READING TEXT: Begin
Amanda Pritchard, chief executive of the NHS in England, said that more needs to be done to tackle health inequalities across England as she raised concern about the treatment of some people with the condition.
Sickle cell disease, which is more common among people with African or Caribbean heritage, is a group of inherited health conditions that affect the red blood cells.
Black donors are ten times more likely to have a blood type needed to treat people with sickle cell. If you're from a Black African or Black Caribbean background, help save lives by registering to give blood today: https://t.co/ycbPrJXvGA#WorldBloodDonorDay pic.twitter.com/nOQ3isB37H
— NHS London (@NHSEnglandLDN) June 14, 2022
Ms Pritchard told the NHS ConfedExpo conference in Liverpool: “I heard really powerful stories from patients living with sickle cell disease about their experience of the wider health service, how they have been treated appallingly when they have needed to go to A&E, so much so that they told me they have to think twice and often delay coming forward for care when they need it.
“And this brings us back around to tackling health inequalities.
“One of the patients I spoke to asked: ‘If I was white, would I be treated like this?’ She didn’t trust that the NHS as a whole viewed her as an equal. That has to change.”
She added: “I’m determined that we need to make things better for this particular patient group and we’ll be saying more this weekend about some of the things we will do.
“But this also speaks to how we need to improve experiences for all patients and earn the trust needed to ensure that every individual feels able to seek help when they need it and feels they will be listened to if they tell us something isn’t right.”
READING TEXT: End
**TASKS**
a) In the text on sickle cell patients and the NHS, at which conference did Amanda Pritchard speak?
b) Reproduce the passage of the sickle cell text starting at "Amanda Pritchard, chief" and ending at "red blood cells.".
RECORDED DATA: Begin
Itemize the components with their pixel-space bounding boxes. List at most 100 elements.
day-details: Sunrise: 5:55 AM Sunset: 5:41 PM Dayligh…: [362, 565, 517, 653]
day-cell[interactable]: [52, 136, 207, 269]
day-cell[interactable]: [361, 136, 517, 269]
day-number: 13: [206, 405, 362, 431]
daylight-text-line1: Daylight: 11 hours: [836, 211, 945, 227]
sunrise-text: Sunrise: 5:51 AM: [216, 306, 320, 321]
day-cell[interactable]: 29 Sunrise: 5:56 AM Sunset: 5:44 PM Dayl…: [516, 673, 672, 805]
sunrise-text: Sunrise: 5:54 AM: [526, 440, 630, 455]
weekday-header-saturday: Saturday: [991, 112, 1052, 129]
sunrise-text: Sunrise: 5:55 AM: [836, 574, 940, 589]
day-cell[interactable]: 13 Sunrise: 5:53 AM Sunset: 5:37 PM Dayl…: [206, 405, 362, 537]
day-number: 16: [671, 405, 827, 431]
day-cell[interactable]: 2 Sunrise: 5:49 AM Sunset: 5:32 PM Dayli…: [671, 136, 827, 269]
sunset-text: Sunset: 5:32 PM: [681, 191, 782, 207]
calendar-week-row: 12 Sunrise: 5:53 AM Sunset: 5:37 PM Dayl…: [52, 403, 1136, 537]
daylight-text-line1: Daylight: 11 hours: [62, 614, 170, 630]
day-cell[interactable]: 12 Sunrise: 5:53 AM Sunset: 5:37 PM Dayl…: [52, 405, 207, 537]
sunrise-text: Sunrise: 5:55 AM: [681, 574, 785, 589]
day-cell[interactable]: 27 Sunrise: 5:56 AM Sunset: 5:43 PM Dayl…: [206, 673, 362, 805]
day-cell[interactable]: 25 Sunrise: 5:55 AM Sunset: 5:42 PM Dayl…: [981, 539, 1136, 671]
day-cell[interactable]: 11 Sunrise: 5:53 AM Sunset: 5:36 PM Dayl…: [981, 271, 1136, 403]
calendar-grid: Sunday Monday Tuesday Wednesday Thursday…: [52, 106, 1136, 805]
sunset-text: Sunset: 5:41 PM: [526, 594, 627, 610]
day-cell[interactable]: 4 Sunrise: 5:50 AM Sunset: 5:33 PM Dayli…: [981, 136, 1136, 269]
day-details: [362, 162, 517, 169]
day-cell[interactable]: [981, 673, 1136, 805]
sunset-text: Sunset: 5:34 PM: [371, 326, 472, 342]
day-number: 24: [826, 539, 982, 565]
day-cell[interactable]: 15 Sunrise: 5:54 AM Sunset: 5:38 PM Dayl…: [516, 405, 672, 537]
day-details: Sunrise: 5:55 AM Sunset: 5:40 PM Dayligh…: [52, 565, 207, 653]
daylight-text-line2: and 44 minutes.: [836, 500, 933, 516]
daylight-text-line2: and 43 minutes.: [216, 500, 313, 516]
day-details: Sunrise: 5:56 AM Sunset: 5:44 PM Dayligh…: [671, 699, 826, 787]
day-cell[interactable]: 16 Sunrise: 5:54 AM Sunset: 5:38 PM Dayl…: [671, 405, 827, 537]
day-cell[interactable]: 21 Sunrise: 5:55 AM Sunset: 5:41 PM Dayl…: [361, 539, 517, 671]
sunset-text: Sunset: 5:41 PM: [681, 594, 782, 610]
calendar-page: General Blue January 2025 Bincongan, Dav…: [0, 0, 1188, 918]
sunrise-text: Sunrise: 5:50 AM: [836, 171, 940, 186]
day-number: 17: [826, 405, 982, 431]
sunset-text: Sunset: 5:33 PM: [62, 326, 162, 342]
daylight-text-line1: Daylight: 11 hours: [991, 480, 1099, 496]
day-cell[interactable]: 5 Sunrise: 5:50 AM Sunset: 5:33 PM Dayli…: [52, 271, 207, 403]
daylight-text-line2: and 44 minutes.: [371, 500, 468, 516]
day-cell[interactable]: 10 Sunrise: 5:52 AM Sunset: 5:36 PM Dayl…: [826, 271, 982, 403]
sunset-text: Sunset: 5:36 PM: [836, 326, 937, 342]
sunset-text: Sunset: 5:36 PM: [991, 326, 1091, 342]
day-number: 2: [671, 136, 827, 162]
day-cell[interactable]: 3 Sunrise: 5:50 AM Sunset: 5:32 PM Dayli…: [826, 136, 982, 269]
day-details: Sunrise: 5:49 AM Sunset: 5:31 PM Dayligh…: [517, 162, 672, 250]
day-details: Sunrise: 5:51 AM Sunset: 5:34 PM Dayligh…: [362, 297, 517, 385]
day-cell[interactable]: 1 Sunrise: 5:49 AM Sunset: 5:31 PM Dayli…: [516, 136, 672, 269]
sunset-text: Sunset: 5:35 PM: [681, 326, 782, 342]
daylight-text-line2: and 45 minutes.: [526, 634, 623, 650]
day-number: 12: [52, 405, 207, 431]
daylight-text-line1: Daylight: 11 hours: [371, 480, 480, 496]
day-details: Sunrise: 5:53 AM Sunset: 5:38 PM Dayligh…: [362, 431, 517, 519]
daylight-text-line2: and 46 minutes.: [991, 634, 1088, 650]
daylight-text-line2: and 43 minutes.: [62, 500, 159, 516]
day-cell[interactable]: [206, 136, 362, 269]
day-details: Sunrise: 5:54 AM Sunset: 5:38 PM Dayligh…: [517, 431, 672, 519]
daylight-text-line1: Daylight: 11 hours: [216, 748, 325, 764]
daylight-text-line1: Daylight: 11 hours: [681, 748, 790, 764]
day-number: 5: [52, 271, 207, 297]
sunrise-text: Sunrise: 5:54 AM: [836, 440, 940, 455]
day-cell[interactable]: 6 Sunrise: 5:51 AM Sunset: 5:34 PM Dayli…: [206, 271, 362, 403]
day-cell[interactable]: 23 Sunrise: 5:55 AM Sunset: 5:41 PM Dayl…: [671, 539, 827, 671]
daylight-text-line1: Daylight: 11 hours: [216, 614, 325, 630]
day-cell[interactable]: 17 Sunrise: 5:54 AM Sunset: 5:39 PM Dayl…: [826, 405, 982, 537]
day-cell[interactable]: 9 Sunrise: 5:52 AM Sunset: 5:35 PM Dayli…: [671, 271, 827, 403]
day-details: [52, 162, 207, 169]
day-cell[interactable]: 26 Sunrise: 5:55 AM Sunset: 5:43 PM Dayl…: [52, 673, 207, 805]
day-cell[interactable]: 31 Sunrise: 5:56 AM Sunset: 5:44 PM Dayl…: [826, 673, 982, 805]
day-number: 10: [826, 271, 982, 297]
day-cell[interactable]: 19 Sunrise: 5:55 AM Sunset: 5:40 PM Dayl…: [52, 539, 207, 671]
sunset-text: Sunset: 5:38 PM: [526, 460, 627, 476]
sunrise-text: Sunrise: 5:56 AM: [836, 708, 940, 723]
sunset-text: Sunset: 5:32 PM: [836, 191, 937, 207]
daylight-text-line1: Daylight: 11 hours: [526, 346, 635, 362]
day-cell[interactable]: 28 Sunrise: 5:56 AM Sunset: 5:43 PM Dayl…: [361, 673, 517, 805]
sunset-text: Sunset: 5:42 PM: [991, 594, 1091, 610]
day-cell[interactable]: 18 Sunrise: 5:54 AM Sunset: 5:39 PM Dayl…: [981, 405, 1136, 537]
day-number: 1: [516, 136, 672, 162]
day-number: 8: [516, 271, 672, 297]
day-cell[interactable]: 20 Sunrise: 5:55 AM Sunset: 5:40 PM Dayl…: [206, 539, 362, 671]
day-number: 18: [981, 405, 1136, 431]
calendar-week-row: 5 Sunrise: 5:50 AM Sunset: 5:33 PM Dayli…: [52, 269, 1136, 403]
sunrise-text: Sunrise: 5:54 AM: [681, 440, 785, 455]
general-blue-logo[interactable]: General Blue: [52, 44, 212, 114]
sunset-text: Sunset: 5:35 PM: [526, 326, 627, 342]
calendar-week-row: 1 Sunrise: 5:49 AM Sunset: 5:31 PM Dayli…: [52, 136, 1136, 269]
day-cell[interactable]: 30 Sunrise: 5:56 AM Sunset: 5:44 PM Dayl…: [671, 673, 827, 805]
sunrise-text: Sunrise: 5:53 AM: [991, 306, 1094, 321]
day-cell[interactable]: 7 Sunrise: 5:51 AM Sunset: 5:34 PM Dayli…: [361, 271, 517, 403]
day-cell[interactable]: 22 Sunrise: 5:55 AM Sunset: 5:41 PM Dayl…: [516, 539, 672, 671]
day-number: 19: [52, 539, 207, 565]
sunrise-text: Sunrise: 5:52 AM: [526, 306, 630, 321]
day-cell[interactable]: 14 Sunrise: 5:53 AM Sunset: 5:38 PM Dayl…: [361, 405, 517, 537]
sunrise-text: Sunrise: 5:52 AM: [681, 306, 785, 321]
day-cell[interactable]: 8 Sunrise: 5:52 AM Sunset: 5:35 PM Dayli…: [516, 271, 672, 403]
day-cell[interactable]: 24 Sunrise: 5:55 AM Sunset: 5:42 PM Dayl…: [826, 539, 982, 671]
RECORDED DATA: End
**RESPONSES PER TASK**
a) The NHS ConfedExpo conference in Liverpool.

b)
Amanda Pritchard, chief executive of the NHS in England, said that more needs to be done to tackle health inequalities across England as she raised concern about the treatment of some people with the condition.
Sickle cell disease, which is more common among people with African or Caribbean heritage, is a group of inherited health conditions that affect the red blood cells.